Pull out every line of the listing below where "Reissner" appears.
——————
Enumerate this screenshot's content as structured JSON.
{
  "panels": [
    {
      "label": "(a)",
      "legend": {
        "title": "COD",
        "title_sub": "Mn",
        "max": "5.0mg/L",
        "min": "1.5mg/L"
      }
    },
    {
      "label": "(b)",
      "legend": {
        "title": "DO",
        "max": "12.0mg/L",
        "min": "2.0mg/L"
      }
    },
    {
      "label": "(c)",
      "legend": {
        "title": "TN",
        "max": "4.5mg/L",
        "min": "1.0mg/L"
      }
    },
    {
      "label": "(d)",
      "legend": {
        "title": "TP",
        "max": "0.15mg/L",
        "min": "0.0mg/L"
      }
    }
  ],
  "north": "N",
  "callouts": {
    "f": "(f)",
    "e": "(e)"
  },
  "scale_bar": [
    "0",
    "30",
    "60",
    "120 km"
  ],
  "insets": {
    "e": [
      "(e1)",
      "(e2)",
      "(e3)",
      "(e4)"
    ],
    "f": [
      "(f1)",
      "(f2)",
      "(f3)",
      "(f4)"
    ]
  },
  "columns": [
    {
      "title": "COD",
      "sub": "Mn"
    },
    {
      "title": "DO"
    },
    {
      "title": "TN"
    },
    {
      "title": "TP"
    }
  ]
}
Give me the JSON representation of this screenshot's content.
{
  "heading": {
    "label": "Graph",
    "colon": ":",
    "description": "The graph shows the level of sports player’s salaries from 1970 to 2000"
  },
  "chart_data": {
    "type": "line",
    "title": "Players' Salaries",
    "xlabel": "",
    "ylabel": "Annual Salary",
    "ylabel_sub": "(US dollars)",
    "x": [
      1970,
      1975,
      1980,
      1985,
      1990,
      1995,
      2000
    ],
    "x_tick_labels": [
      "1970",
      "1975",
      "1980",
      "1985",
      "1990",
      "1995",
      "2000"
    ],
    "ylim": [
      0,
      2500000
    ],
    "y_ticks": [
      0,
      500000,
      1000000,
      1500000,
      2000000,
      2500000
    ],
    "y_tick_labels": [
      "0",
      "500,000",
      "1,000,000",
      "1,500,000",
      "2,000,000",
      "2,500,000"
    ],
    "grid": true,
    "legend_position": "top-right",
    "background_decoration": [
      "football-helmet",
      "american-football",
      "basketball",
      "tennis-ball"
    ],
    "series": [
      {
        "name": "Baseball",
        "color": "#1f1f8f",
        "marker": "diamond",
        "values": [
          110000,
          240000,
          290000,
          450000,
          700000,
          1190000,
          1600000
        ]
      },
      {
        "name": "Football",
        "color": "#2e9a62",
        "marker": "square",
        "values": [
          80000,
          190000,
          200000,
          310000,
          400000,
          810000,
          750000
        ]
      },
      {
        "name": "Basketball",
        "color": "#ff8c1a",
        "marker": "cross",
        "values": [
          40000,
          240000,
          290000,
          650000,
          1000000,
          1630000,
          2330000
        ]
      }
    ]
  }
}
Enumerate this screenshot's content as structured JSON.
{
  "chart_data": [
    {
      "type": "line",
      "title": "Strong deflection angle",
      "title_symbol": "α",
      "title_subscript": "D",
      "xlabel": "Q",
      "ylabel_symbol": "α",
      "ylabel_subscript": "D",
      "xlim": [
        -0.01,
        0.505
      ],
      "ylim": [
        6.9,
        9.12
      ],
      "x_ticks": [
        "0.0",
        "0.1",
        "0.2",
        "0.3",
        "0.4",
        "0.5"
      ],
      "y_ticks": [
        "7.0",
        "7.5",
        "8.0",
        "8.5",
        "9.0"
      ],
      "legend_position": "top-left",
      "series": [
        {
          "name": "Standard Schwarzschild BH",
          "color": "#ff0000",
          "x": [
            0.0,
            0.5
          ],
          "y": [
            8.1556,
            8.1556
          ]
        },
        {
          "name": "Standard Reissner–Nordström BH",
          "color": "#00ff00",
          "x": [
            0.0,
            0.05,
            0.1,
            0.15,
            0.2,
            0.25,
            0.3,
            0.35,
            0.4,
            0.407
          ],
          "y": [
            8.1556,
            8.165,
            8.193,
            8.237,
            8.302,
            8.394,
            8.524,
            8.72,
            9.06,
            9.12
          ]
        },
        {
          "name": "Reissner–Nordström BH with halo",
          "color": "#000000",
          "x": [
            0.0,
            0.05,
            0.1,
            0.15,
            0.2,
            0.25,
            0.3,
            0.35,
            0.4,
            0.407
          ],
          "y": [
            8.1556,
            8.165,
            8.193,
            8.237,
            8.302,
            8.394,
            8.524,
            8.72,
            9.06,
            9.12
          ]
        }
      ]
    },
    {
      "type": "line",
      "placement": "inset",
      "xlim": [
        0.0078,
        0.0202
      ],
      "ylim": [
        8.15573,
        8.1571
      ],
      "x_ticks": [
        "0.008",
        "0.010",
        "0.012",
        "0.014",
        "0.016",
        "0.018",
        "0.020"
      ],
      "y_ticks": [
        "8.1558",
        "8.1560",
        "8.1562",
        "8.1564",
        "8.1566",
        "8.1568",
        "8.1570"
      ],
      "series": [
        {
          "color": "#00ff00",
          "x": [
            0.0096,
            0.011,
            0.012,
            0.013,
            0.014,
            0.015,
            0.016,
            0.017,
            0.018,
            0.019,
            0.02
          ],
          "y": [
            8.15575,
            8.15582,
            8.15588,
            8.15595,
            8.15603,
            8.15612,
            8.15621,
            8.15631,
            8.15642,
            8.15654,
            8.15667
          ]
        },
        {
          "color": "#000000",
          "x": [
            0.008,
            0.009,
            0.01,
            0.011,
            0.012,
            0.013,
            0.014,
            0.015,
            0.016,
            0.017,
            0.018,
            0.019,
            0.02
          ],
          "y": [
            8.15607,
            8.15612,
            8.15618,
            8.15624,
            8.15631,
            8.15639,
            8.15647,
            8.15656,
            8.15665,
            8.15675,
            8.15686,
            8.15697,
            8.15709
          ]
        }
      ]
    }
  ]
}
——————
## [REPLY]
          "name": "Standard Reissner–Nordström BH",
          "name": "Reissner–Nordström BH with halo",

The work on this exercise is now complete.